> **Data records**:

____

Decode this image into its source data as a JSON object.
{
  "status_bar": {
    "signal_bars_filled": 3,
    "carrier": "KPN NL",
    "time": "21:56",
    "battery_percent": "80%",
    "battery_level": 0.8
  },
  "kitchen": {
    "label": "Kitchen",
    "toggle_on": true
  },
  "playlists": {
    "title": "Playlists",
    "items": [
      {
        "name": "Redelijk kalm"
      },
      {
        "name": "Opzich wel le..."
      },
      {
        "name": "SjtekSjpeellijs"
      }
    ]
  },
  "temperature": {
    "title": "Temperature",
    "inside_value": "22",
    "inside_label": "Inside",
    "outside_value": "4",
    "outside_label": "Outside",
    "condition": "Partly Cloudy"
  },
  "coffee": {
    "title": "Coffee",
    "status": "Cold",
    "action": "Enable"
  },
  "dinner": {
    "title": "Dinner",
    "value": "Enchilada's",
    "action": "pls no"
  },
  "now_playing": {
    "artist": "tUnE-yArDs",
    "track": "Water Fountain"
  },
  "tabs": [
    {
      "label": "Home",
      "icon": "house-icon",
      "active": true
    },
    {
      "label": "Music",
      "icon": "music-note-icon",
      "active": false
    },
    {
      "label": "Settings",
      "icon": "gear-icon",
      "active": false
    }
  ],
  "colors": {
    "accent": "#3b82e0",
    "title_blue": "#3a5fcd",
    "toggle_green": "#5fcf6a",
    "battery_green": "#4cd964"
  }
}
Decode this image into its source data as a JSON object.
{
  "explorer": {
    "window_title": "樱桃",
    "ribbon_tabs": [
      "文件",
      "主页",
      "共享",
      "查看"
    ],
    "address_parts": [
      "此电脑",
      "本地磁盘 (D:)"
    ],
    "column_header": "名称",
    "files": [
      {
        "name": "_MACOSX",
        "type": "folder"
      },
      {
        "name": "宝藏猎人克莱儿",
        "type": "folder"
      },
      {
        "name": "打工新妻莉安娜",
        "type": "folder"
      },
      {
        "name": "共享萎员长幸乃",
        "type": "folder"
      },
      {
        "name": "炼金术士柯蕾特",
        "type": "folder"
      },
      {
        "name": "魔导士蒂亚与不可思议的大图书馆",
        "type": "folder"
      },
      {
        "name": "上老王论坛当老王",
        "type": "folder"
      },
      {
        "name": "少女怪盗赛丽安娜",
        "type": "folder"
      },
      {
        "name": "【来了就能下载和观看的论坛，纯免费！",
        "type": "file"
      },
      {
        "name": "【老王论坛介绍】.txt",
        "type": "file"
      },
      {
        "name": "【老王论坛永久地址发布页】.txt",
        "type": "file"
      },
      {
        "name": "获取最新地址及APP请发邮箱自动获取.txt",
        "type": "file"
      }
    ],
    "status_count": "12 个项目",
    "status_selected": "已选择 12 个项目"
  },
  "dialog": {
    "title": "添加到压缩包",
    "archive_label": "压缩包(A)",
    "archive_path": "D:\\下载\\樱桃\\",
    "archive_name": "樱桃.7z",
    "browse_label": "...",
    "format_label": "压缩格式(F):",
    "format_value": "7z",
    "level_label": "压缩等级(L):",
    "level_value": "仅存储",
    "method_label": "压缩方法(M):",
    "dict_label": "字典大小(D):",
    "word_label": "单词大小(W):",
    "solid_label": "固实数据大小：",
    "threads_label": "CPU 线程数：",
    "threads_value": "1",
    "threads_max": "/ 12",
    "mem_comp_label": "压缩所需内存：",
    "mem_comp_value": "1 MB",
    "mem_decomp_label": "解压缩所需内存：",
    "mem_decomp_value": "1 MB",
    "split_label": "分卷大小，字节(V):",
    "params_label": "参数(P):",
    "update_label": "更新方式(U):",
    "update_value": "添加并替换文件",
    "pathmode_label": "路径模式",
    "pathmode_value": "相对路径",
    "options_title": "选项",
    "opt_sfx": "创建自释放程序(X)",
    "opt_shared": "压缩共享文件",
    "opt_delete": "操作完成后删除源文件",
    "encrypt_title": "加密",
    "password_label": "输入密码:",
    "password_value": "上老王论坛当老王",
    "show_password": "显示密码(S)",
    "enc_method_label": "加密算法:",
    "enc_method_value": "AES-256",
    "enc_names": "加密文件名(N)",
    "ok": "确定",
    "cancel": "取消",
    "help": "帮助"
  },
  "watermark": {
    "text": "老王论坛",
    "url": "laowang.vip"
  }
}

____

> **OBJECTIVE**: From the listing above, extract all records word for word.

> **RIGHT ANSWER**:
Decode this image into its source data as a JSON object.
{
  "status_bar": {
    "signal_bars_filled": 3,
    "carrier": "KPN NL",
    "time": "21:56",
    "battery_percent": "80%",
    "battery_level": 0.8
  },
  "kitchen": {
    "label": "Kitchen",
    "toggle_on": true
  },
  "playlists": {
    "title": "Playlists",
    "items": [
      {
        "name": "Redelijk kalm"
      },
      {
        "name": "Opzich wel le..."
      },
      {
        "name": "SjtekSjpeellijs"
      }
    ]
  },
  "temperature": {
    "title": "Temperature",
    "inside_value": "22",
    "inside_label": "Inside",
    "outside_value": "4",
    "outside_label": "Outside",
    "condition": "Partly Cloudy"
  },
  "coffee": {
    "title": "Coffee",
    "status": "Cold",
    "action": "Enable"
  },
  "dinner": {
    "title": "Dinner",
    "value": "Enchilada's",
    "action": "pls no"
  },
  "now_playing": {
    "artist": "tUnE-yArDs",
    "track": "Water Fountain"
  },
  "tabs": [
    {
      "label": "Home",
      "icon": "house-icon",
      "active": true
    },
    {
      "label": "Music",
      "icon": "music-note-icon",
      "active": false
    },
    {
      "label": "Settings",
      "icon": "gear-icon",
      "active": false
    }
  ],
  "colors": {
    "accent": "#3b82e0",
    "title_blue": "#3a5fcd",
    "toggle_green": "#5fcf6a",
    "battery_green": "#4cd964"
  }
}
Decode this image into its source data as a JSON object.
{
  "explorer": {
    "window_title": "樱桃",
    "ribbon_tabs": [
      "文件",
      "主页",
      "共享",
      "查看"
    ],
    "address_parts": [
      "此电脑",
      "本地磁盘 (D:)"
    ],
    "column_header": "名称",
    "files": [
      {
        "name": "_MACOSX",
        "type": "folder"
      },
      {
        "name": "宝藏猎人克莱儿",
        "type": "folder"
      },
      {
        "name": "打工新妻莉安娜",
        "type": "folder"
      },
      {
        "name": "共享萎员长幸乃",
        "type": "folder"
      },
      {
        "name": "炼金术士柯蕾特",
        "type": "folder"
      },
      {
        "name": "魔导士蒂亚与不可思议的大图书馆",
        "type": "folder"
      },
      {
        "name": "上老王论坛当老王",
        "type": "folder"
      },
      {
        "name": "少女怪盗赛丽安娜",
        "type": "folder"
      },
      {
        "name": "【来了就能下载和观看的论坛，纯免费！",
        "type": "file"
      },
      {
        "name": "【老王论坛介绍】.txt",
        "type": "file"
      },
      {
        "name": "【老王论坛永久地址发布页】.txt",
        "type": "file"
      },
      {
        "name": "获取最新地址及APP请发邮箱自动获取.txt",
        "type": "file"
      }
    ],
    "status_count": "12 个项目",
    "status_selected": "已选择 12 个项目"
  },
  "dialog": {
    "title": "添加到压缩包",
    "archive_label": "压缩包(A)",
    "archive_path": "D:\\下载\\樱桃\\",
    "archive_name": "樱桃.7z",
    "browse_label": "...",
    "format_label": "压缩格式(F):",
    "format_value": "7z",
    "level_label": "压缩等级(L):",
    "level_value": "仅存储",
    "method_label": "压缩方法(M):",
    "dict_label": "字典大小(D):",
    "word_label": "单词大小(W):",
    "solid_label": "固实数据大小：",
    "threads_label": "CPU 线程数：",
    "threads_value": "1",
    "threads_max": "/ 12",
    "mem_comp_label": "压缩所需内存：",
    "mem_comp_value": "1 MB",
    "mem_decomp_label": "解压缩所需内存：",
    "mem_decomp_value": "1 MB",
    "split_label": "分卷大小，字节(V):",
    "params_label": "参数(P):",
    "update_label": "更新方式(U):",
    "update_value": "添加并替换文件",
    "pathmode_label": "路径模式",
    "pathmode_value": "相对路径",
    "options_title": "选项",
    "opt_sfx": "创建自释放程序(X)",
    "opt_shared": "压缩共享文件",
    "opt_delete": "操作完成后删除源文件",
    "encrypt_title": "加密",
    "password_label": "输入密码:",
    "password_value": "上老王论坛当老王",
    "show_password": "显示密码(S)",
    "enc_method_label": "加密算法:",
    "enc_method_value": "AES-256",
    "enc_names": "加密文件名(N)",
    "ok": "确定",
    "cancel": "取消",
    "help": "帮助"
  },
  "watermark": {
    "text": "老王论坛",
    "url": "laowang.vip"
  }
}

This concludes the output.